Problem to work on ▸ Copy the material below word for word, but leave the pictures out.

┏━━

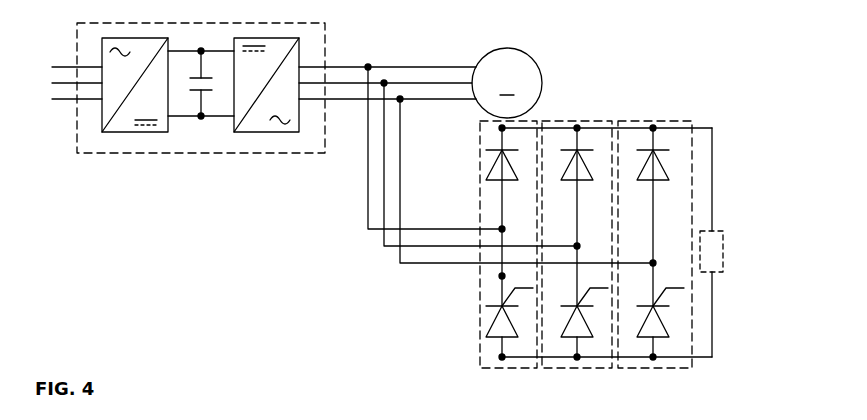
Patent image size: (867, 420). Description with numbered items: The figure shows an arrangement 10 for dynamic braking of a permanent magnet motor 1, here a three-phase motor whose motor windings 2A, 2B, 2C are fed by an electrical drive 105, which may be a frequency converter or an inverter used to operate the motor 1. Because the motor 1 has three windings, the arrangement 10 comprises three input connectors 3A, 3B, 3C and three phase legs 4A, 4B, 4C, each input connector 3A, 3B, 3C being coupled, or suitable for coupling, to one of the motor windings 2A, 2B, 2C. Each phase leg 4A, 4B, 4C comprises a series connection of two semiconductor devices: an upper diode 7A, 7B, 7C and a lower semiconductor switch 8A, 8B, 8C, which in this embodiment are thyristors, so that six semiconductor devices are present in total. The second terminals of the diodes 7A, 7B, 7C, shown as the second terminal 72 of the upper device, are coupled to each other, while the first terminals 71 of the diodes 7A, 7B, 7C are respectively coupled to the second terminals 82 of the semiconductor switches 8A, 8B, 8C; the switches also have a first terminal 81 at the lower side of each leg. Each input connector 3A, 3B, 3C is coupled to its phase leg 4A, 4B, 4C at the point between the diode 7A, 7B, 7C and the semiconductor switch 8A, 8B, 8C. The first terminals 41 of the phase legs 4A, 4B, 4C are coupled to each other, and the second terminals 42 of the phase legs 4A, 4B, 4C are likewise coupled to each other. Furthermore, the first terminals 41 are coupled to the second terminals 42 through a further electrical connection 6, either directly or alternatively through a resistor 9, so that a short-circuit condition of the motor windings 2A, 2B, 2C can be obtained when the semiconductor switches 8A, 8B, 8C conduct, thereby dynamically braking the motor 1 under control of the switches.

The electrical drive 105 is at (188, 118).
The motor winding 2A is at (387, 39).
The motor winding 2B is at (385, 47).
The motor winding 2C is at (395, 57).
The permanent magnet motor 1 is at (507, 83).
The input connector 3A is at (405, 146).
The input connector 3B is at (442, 163).
The input connector 3C is at (508, 204).
The first terminal of phase leg 41 is at (534, 86).
The second terminal of phase leg 42 is at (561, 379).
The phase leg 4A is at (474, 244).
The phase leg 4B is at (584, 221).
The phase leg 4C is at (657, 221).
The diode 7A is at (464, 217).
The diode 7B is at (585, 217).
The diode 7C is at (659, 217).
The semiconductor switch 8A is at (468, 322).
The semiconductor switch 8B is at (577, 311).
The semiconductor switch 8C is at (652, 311).
The first terminal of diode 71 is at (458, 214).
The second terminal of upper semiconductor device 72 is at (607, 112).
The first terminal of semiconductor switch 81 is at (561, 364).
The second terminal of semiconductor switch 82 is at (458, 283).
The further electrical connection 6 is at (735, 233).
The resistor 9 is at (736, 244).
The arrangement for dynamic braking 10 is at (741, 54).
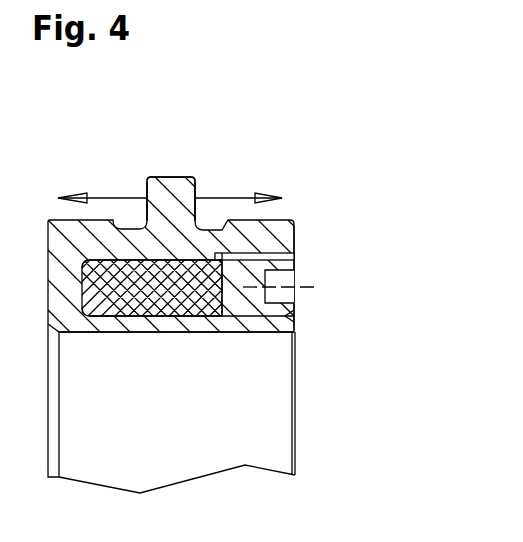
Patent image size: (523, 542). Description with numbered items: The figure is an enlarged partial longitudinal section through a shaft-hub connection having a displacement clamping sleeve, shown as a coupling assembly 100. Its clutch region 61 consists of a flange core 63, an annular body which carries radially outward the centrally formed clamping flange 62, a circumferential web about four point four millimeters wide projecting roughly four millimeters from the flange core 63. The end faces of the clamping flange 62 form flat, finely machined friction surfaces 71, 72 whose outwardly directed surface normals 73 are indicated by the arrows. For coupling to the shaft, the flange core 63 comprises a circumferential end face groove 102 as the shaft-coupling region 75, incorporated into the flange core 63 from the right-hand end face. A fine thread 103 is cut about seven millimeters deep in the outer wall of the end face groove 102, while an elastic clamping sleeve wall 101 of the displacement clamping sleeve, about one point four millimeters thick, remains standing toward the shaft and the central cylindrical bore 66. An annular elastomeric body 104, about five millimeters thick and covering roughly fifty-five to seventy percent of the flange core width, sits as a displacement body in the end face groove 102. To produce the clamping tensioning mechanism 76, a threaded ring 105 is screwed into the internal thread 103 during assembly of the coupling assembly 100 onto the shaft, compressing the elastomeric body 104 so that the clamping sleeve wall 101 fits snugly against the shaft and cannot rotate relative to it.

The clutch region 61 is at (289, 209).
The coupling assembly 100 is at (220, 284).
The clamping tensioning mechanism 76 is at (301, 246).
The fine thread 103 is at (290, 257).
The threaded ring 105 is at (252, 280).
The end face groove 102 is at (260, 315).
The shaft-coupling region 75 is at (301, 340).
The surface normals 73 is at (100, 198).
The friction surface 71 is at (147, 191).
The clamping flange 62 is at (172, 195).
The friction surface 72 is at (195, 192).
The flange core 63 is at (127, 247).
The bore 66 is at (144, 331).
The clamping sleeve wall 101 is at (176, 323).
The elastomeric body 104 is at (193, 297).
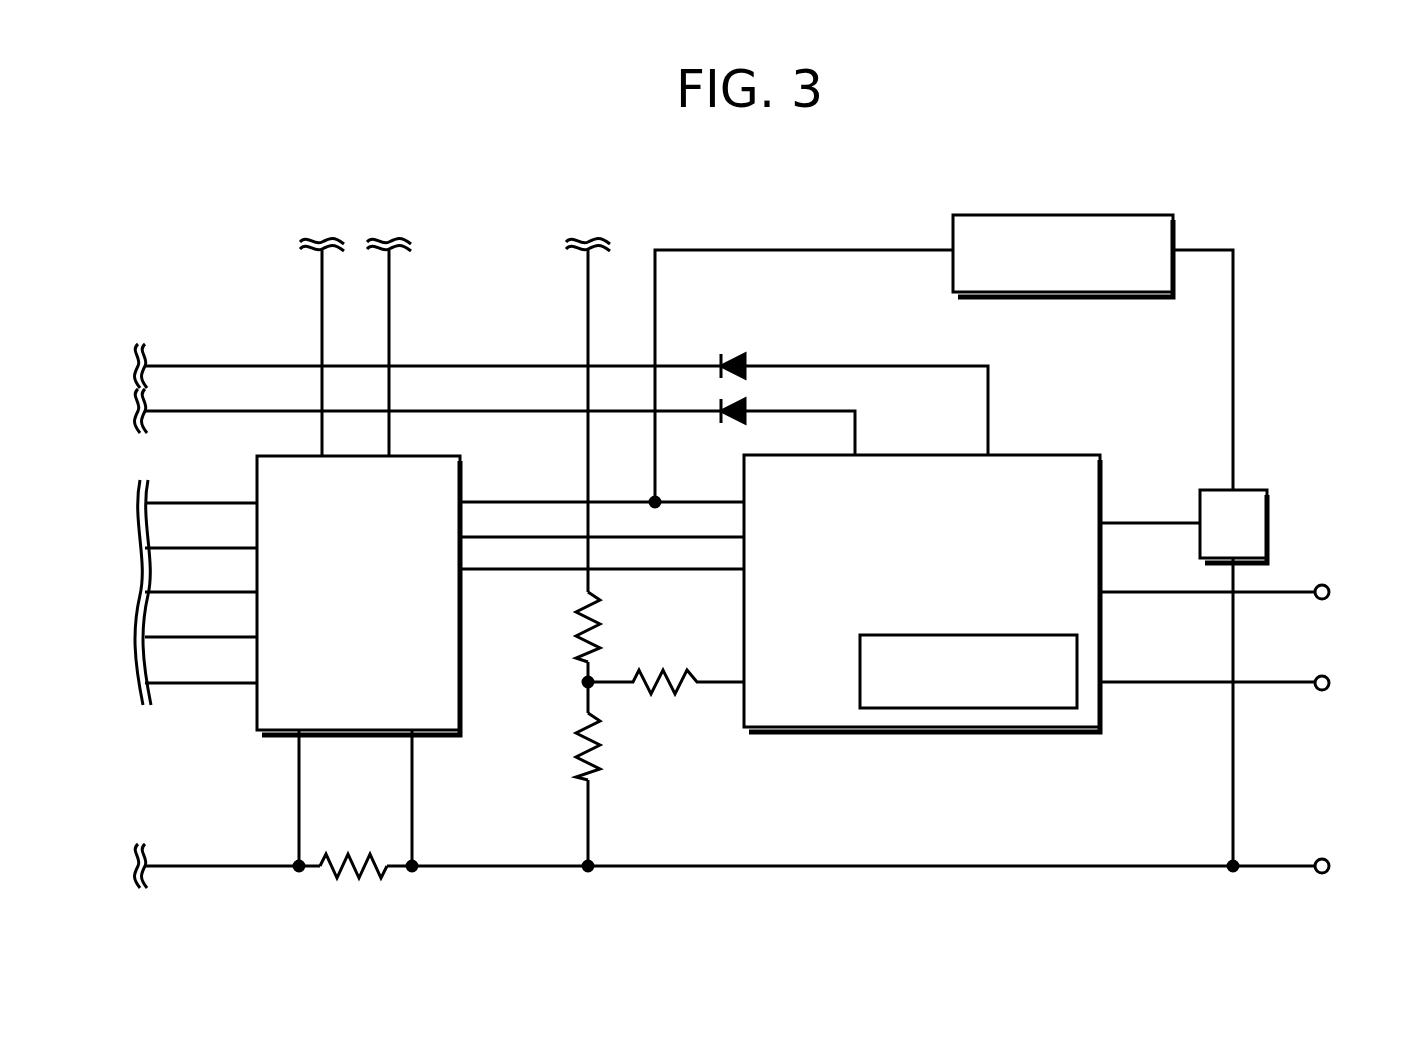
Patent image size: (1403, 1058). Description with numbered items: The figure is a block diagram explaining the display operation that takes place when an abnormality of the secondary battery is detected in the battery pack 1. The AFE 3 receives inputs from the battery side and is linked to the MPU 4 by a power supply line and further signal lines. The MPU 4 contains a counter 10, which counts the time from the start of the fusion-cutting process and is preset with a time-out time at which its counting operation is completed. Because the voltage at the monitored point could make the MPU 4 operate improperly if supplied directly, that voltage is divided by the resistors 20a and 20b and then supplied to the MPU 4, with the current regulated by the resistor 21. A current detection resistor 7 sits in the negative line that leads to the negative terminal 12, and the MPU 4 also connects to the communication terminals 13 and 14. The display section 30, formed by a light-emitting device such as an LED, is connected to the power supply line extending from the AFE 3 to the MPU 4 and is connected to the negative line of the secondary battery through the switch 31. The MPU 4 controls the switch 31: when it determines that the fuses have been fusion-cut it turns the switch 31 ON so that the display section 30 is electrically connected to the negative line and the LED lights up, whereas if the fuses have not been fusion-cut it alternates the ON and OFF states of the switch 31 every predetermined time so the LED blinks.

The battery pack 1 is at (903, 138).
The AFE 3 is at (462, 700).
The MPU 4 is at (1073, 455).
The current detection resistor 7 is at (372, 878).
The counter 10 is at (1055, 708).
The negative terminal 12 is at (1325, 859).
The communication terminal 13 is at (1325, 585).
The communication terminal 14 is at (1325, 676).
The resistor 20a is at (592, 605).
The resistor 20b is at (598, 768).
The resistor 21 is at (670, 692).
The display section 30 is at (1143, 215).
The switch 31 is at (1252, 490).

┗━━

Answer below ▸
Patent image size: (867, 420). Description with numbered items: The figure shows an arrangement 10 for dynamic braking of a permanent magnet motor 1, here a three-phase motor whose motor windings 2A, 2B, 2C are fed by an electrical drive 105, which may be a frequency converter or an inverter used to operate the motor 1. Because the motor 1 has three windings, the arrangement 10 comprises three input connectors 3A, 3B, 3C and three phase legs 4A, 4B, 4C, each input connector 3A, 3B, 3C being coupled, or suitable for coupling, to one of the motor windings 2A, 2B, 2C. Each phase leg 4A, 4B, 4C comprises a series connection of two semiconductor devices: an upper diode 7A, 7B, 7C and a lower semiconductor switch 8A, 8B, 8C, which in this embodiment are thyristors, so that six semiconductor devices are present in total. The second terminals of the diodes 7A, 7B, 7C, shown as the second terminal 72 of the upper device, are coupled to each other, while the first terminals 71 of the diodes 7A, 7B, 7C are respectively coupled to the second terminals 82 of the semiconductor switches 8A, 8B, 8C; the switches also have a first terminal 81 at the lower side of each leg. Each input connector 3A, 3B, 3C is coupled to its phase leg 4A, 4B, 4C at the point between the diode 7A, 7B, 7C and the semiconductor switch 8A, 8B, 8C. The first terminals 41 of the phase legs 4A, 4B, 4C are coupled to each other, and the second terminals 42 of the phase legs 4A, 4B, 4C are likewise coupled to each other. Furthermore, the first terminals 41 are coupled to the second terminals 42 through a further electrical connection 6, either directly or alternatively through a resistor 9, so that a short-circuit condition of the motor windings 2A, 2B, 2C can be obtained when the semiconductor switches 8A, 8B, 8C conduct, thereby dynamically braking the motor 1 under control of the switches.

The electrical drive 105 is at (188, 118).
The motor winding 2A is at (387, 39).
The motor winding 2B is at (385, 47).
The motor winding 2C is at (395, 57).
The permanent magnet motor 1 is at (507, 83).
The input connector 3A is at (405, 146).
The input connector 3B is at (442, 163).
The input connector 3C is at (508, 204).
The first terminal of phase leg 41 is at (534, 86).
The second terminal of phase leg 42 is at (561, 379).
The phase leg 4A is at (474, 244).
The phase leg 4B is at (584, 221).
The phase leg 4C is at (657, 221).
The diode 7A is at (464, 217).
The diode 7B is at (585, 217).
The diode 7C is at (659, 217).
The semiconductor switch 8A is at (468, 322).
The semiconductor switch 8B is at (577, 311).
The semiconductor switch 8C is at (652, 311).
The first terminal of diode 71 is at (458, 214).
The second terminal of upper semiconductor device 72 is at (607, 112).
The first terminal of semiconductor switch 81 is at (561, 364).
The second terminal of semiconductor switch 82 is at (458, 283).
The further electrical connection 6 is at (735, 233).
The resistor 9 is at (736, 244).
The arrangement for dynamic braking 10 is at (741, 54).
Patent image size: (523, 542). Description with numbered items: The figure is an enlarged partial longitudinal section through a shaft-hub connection having a displacement clamping sleeve, shown as a coupling assembly 100. Its clutch region 61 consists of a flange core 63, an annular body which carries radially outward the centrally formed clamping flange 62, a circumferential web about four point four millimeters wide projecting roughly four millimeters from the flange core 63. The end faces of the clamping flange 62 form flat, finely machined friction surfaces 71, 72 whose outwardly directed surface normals 73 are indicated by the arrows. For coupling to the shaft, the flange core 63 comprises a circumferential end face groove 102 as the shaft-coupling region 75, incorporated into the flange core 63 from the right-hand end face. A fine thread 103 is cut about seven millimeters deep in the outer wall of the end face groove 102, while an elastic clamping sleeve wall 101 of the displacement clamping sleeve, about one point four millimeters thick, remains standing toward the shaft and the central cylindrical bore 66. An annular elastomeric body 104, about five millimeters thick and covering roughly fifty-five to seventy percent of the flange core width, sits as a displacement body in the end face groove 102. To produce the clamping tensioning mechanism 76, a threaded ring 105 is screwed into the internal thread 103 during assembly of the coupling assembly 100 onto the shaft, compressing the elastomeric body 104 so that the clamping sleeve wall 101 fits snugly against the shaft and cannot rotate relative to it.

The clutch region 61 is at (289, 209).
The coupling assembly 100 is at (220, 284).
The clamping tensioning mechanism 76 is at (301, 246).
The fine thread 103 is at (290, 257).
The threaded ring 105 is at (252, 280).
The end face groove 102 is at (260, 315).
The shaft-coupling region 75 is at (301, 340).
The surface normals 73 is at (100, 198).
The friction surface 71 is at (147, 191).
The clamping flange 62 is at (172, 195).
The friction surface 72 is at (195, 192).
The flange core 63 is at (127, 247).
The bore 66 is at (144, 331).
The clamping sleeve wall 101 is at (176, 323).
The elastomeric body 104 is at (193, 297).
Patent image size: (1403, 1058). Description with numbered items: The figure is a block diagram explaining the display operation that takes place when an abnormality of the secondary battery is detected in the battery pack 1. The AFE 3 receives inputs from the battery side and is linked to the MPU 4 by a power supply line and further signal lines. The MPU 4 contains a counter 10, which counts the time from the start of the fusion-cutting process and is preset with a time-out time at which its counting operation is completed. Because the voltage at the monitored point could make the MPU 4 operate improperly if supplied directly, that voltage is divided by the resistors 20a and 20b and then supplied to the MPU 4, with the current regulated by the resistor 21. A current detection resistor 7 sits in the negative line that leads to the negative terminal 12, and the MPU 4 also connects to the communication terminals 13 and 14. The display section 30, formed by a light-emitting device such as an LED, is connected to the power supply line extending from the AFE 3 to the MPU 4 and is connected to the negative line of the secondary battery through the switch 31. The MPU 4 controls the switch 31: when it determines that the fuses have been fusion-cut it turns the switch 31 ON so that the display section 30 is electrically connected to the negative line and the LED lights up, whereas if the fuses have not been fusion-cut it alternates the ON and OFF states of the switch 31 every predetermined time so the LED blinks.

The battery pack 1 is at (903, 138).
The AFE 3 is at (462, 700).
The MPU 4 is at (1073, 455).
The current detection resistor 7 is at (372, 878).
The counter 10 is at (1055, 708).
The negative terminal 12 is at (1325, 859).
The communication terminal 13 is at (1325, 585).
The communication terminal 14 is at (1325, 676).
The resistor 20a is at (592, 605).
The resistor 20b is at (598, 768).
The resistor 21 is at (670, 692).
The display section 30 is at (1143, 215).
The switch 31 is at (1252, 490).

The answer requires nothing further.